**WHAT THIS TASK INVOLVES**
In the listing below, find every line with the string "Véhicules" and pull it out.

Start of EXTRACTED RECORDS

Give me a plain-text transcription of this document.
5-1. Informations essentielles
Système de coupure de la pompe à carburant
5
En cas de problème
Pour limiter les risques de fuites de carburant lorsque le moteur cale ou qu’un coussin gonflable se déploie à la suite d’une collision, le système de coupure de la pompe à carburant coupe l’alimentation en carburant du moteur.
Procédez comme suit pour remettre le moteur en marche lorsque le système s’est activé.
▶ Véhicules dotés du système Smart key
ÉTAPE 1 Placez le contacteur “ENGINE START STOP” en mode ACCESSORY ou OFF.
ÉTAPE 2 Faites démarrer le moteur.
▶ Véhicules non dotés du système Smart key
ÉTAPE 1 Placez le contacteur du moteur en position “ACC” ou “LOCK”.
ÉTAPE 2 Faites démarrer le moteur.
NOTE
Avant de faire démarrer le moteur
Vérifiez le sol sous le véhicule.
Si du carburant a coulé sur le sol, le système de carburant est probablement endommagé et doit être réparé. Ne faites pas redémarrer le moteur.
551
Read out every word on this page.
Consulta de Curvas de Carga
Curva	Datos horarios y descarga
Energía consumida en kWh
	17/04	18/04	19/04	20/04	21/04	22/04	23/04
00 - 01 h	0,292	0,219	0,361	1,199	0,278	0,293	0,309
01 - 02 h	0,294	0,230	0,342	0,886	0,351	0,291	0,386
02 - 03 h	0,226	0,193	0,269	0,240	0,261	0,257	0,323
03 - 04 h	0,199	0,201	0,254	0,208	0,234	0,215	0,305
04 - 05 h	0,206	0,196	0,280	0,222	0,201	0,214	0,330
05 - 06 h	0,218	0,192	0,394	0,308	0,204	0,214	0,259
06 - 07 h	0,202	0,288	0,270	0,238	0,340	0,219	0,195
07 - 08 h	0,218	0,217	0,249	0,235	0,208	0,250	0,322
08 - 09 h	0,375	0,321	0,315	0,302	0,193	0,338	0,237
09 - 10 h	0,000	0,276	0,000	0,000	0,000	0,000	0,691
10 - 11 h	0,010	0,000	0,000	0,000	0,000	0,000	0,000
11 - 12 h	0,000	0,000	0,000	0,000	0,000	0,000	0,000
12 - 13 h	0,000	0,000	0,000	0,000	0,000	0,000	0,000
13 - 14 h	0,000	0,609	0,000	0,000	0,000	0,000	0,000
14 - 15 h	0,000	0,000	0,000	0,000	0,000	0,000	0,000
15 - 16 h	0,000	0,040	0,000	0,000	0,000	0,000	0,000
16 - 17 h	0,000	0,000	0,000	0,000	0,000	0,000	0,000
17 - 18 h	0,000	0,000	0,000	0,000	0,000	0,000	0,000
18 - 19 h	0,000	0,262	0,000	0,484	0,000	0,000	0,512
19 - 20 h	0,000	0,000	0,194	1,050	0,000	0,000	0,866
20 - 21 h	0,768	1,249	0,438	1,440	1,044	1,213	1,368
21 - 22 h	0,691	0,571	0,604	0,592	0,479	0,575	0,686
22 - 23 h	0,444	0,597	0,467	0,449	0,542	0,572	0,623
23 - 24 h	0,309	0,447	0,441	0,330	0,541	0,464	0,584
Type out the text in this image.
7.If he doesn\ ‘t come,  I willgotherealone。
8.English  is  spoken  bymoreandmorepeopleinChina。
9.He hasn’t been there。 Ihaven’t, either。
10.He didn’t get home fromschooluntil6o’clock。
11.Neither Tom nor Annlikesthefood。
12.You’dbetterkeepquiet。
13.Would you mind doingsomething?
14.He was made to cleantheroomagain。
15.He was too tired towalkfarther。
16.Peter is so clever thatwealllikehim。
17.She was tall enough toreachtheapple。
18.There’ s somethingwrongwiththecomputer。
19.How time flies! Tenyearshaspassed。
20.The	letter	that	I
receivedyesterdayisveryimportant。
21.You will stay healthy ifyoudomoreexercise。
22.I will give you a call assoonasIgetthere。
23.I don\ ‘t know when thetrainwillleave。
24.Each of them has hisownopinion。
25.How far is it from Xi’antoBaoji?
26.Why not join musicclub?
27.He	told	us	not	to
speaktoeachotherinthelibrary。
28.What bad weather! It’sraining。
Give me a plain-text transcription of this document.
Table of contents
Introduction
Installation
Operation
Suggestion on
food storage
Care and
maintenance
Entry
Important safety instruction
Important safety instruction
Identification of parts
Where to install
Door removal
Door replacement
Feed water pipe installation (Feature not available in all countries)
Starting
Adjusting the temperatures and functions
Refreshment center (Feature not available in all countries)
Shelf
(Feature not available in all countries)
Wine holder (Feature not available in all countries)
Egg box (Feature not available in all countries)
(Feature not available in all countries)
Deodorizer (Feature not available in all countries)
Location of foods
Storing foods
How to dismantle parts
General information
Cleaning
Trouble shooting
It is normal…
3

End of EXTRACTED RECORDS

**EXERCISE RESPONSE**
▶ Véhicules dotés du système Smart key
▶ Véhicules non dotés du système Smart key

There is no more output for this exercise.